**Short problem:** Under this task are some entries; return every one of them exactly.

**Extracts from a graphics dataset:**
-- START --
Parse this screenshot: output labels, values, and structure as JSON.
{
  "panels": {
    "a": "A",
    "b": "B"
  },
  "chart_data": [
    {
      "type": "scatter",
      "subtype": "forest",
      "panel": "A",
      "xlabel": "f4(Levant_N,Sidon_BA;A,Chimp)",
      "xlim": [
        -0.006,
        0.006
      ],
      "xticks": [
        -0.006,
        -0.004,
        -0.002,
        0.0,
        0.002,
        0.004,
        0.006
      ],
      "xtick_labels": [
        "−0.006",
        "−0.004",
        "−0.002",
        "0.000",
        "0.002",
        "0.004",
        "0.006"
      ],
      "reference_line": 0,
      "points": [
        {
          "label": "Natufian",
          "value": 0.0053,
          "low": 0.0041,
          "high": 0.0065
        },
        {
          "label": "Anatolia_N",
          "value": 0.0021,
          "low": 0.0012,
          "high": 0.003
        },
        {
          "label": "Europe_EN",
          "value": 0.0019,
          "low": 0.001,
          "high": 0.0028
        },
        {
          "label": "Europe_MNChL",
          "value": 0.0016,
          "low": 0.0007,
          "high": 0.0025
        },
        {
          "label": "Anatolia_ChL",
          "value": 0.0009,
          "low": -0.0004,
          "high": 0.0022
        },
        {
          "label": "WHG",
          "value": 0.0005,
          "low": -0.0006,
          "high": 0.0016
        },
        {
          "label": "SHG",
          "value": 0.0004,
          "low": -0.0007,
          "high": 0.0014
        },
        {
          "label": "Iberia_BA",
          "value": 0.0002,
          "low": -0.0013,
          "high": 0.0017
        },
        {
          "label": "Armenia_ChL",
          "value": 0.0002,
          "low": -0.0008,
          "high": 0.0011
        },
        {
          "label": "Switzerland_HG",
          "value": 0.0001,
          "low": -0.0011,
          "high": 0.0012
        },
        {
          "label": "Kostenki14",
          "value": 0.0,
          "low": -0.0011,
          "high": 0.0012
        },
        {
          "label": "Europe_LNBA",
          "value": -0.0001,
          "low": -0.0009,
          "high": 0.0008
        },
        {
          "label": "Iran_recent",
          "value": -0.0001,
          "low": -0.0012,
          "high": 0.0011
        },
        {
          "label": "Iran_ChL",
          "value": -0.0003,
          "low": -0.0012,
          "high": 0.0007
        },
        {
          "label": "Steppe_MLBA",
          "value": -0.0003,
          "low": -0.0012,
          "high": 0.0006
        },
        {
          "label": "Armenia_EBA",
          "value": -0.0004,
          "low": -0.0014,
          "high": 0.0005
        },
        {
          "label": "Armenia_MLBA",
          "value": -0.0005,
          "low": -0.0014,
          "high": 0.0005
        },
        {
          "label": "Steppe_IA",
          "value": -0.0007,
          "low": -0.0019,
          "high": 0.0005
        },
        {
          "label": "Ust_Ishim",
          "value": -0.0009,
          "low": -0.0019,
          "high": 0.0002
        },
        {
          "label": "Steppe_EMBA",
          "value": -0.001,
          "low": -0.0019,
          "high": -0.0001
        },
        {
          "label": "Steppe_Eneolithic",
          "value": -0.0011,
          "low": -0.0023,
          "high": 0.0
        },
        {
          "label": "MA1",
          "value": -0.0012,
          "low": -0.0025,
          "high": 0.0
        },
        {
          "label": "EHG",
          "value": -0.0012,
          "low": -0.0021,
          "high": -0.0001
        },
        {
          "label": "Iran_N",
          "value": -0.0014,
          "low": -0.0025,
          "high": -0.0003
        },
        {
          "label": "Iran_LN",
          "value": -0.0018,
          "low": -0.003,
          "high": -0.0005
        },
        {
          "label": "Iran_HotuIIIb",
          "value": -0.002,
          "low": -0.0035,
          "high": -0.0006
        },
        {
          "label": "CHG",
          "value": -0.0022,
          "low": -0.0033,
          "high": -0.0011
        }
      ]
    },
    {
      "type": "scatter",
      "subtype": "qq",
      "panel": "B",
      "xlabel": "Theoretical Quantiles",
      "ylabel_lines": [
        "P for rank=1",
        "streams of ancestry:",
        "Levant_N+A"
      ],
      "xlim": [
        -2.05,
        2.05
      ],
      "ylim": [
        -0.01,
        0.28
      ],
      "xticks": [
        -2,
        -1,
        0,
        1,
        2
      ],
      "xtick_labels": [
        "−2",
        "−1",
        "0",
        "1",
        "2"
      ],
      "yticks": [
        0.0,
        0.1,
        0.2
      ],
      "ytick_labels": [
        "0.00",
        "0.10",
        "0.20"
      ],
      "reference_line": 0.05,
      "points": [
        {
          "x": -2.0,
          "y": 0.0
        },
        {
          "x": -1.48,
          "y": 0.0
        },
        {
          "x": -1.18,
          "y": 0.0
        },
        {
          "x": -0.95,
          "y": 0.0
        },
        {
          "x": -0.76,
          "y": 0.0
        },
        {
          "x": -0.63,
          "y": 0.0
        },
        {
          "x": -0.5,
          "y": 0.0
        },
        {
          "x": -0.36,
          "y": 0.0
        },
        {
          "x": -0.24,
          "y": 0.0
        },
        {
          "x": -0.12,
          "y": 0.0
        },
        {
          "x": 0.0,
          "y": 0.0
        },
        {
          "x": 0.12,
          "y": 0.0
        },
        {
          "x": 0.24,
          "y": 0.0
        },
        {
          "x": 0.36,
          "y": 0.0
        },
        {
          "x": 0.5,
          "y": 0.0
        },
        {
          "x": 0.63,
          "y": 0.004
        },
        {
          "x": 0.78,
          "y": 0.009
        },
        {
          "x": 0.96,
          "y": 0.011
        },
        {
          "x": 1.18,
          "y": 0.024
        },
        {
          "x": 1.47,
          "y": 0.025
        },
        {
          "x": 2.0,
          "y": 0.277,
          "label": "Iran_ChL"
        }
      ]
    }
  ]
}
-- END --
**Exercise result:**
Parse this screenshot: output labels, values, and structure as JSON.
{
  "panels": {
    "a": "A",
    "b": "B"
  },
  "chart_data": [
    {
      "type": "scatter",
      "subtype": "forest",
      "panel": "A",
      "xlabel": "f4(Levant_N,Sidon_BA;A,Chimp)",
      "xlim": [
        -0.006,
        0.006
      ],
      "xticks": [
        -0.006,
        -0.004,
        -0.002,
        0.0,
        0.002,
        0.004,
        0.006
      ],
      "xtick_labels": [
        "−0.006",
        "−0.004",
        "−0.002",
        "0.000",
        "0.002",
        "0.004",
        "0.006"
      ],
      "reference_line": 0,
      "points": [
        {
          "label": "Natufian",
          "value": 0.0053,
          "low": 0.0041,
          "high": 0.0065
        },
        {
          "label": "Anatolia_N",
          "value": 0.0021,
          "low": 0.0012,
          "high": 0.003
        },
        {
          "label": "Europe_EN",
          "value": 0.0019,
          "low": 0.001,
          "high": 0.0028
        },
        {
          "label": "Europe_MNChL",
          "value": 0.0016,
          "low": 0.0007,
          "high": 0.0025
        },
        {
          "label": "Anatolia_ChL",
          "value": 0.0009,
          "low": -0.0004,
          "high": 0.0022
        },
        {
          "label": "WHG",
          "value": 0.0005,
          "low": -0.0006,
          "high": 0.0016
        },
        {
          "label": "SHG",
          "value": 0.0004,
          "low": -0.0007,
          "high": 0.0014
        },
        {
          "label": "Iberia_BA",
          "value": 0.0002,
          "low": -0.0013,
          "high": 0.0017
        },
        {
          "label": "Armenia_ChL",
          "value": 0.0002,
          "low": -0.0008,
          "high": 0.0011
        },
        {
          "label": "Switzerland_HG",
          "value": 0.0001,
          "low": -0.0011,
          "high": 0.0012
        },
        {
          "label": "Kostenki14",
          "value": 0.0,
          "low": -0.0011,
          "high": 0.0012
        },
        {
          "label": "Europe_LNBA",
          "value": -0.0001,
          "low": -0.0009,
          "high": 0.0008
        },
        {
          "label": "Iran_recent",
          "value": -0.0001,
          "low": -0.0012,
          "high": 0.0011
        },
        {
          "label": "Iran_ChL",
          "value": -0.0003,
          "low": -0.0012,
          "high": 0.0007
        },
        {
          "label": "Steppe_MLBA",
          "value": -0.0003,
          "low": -0.0012,
          "high": 0.0006
        },
        {
          "label": "Armenia_EBA",
          "value": -0.0004,
          "low": -0.0014,
          "high": 0.0005
        },
        {
          "label": "Armenia_MLBA",
          "value": -0.0005,
          "low": -0.0014,
          "high": 0.0005
        },
        {
          "label": "Steppe_IA",
          "value": -0.0007,
          "low": -0.0019,
          "high": 0.0005
        },
        {
          "label": "Ust_Ishim",
          "value": -0.0009,
          "low": -0.0019,
          "high": 0.0002
        },
        {
          "label": "Steppe_EMBA",
          "value": -0.001,
          "low": -0.0019,
          "high": -0.0001
        },
        {
          "label": "Steppe_Eneolithic",
          "value": -0.0011,
          "low": -0.0023,
          "high": 0.0
        },
        {
          "label": "MA1",
          "value": -0.0012,
          "low": -0.0025,
          "high": 0.0
        },
        {
          "label": "EHG",
          "value": -0.0012,
          "low": -0.0021,
          "high": -0.0001
        },
        {
          "label": "Iran_N",
          "value": -0.0014,
          "low": -0.0025,
          "high": -0.0003
        },
        {
          "label": "Iran_LN",
          "value": -0.0018,
          "low": -0.003,
          "high": -0.0005
        },
        {
          "label": "Iran_HotuIIIb",
          "value": -0.002,
          "low": -0.0035,
          "high": -0.0006
        },
        {
          "label": "CHG",
          "value": -0.0022,
          "low": -0.0033,
          "high": -0.0011
        }
      ]
    },
    {
      "type": "scatter",
      "subtype": "qq",
      "panel": "B",
      "xlabel": "Theoretical Quantiles",
      "ylabel_lines": [
        "P for rank=1",
        "streams of ancestry:",
        "Levant_N+A"
      ],
      "xlim": [
        -2.05,
        2.05
      ],
      "ylim": [
        -0.01,
        0.28
      ],
      "xticks": [
        -2,
        -1,
        0,
        1,
        2
      ],
      "xtick_labels": [
        "−2",
        "−1",
        "0",
        "1",
        "2"
      ],
      "yticks": [
        0.0,
        0.1,
        0.2
      ],
      "ytick_labels": [
        "0.00",
        "0.10",
        "0.20"
      ],
      "reference_line": 0.05,
      "points": [
        {
          "x": -2.0,
          "y": 0.0
        },
        {
          "x": -1.48,
          "y": 0.0
        },
        {
          "x": -1.18,
          "y": 0.0
        },
        {
          "x": -0.95,
          "y": 0.0
        },
        {
          "x": -0.76,
          "y": 0.0
        },
        {
          "x": -0.63,
          "y": 0.0
        },
        {
          "x": -0.5,
          "y": 0.0
        },
        {
          "x": -0.36,
          "y": 0.0
        },
        {
          "x": -0.24,
          "y": 0.0
        },
        {
          "x": -0.12,
          "y": 0.0
        },
        {
          "x": 0.0,
          "y": 0.0
        },
        {
          "x": 0.12,
          "y": 0.0
        },
        {
          "x": 0.24,
          "y": 0.0
        },
        {
          "x": 0.36,
          "y": 0.0
        },
        {
          "x": 0.5,
          "y": 0.0
        },
        {
          "x": 0.63,
          "y": 0.004
        },
        {
          "x": 0.78,
          "y": 0.009
        },
        {
          "x": 0.96,
          "y": 0.011
        },
        {
          "x": 1.18,
          "y": 0.024
        },
        {
          "x": 1.47,
          "y": 0.025
        },
        {
          "x": 2.0,
          "y": 0.277,
          "label": "Iran_ChL"
        }
      ]
    }
  ]
}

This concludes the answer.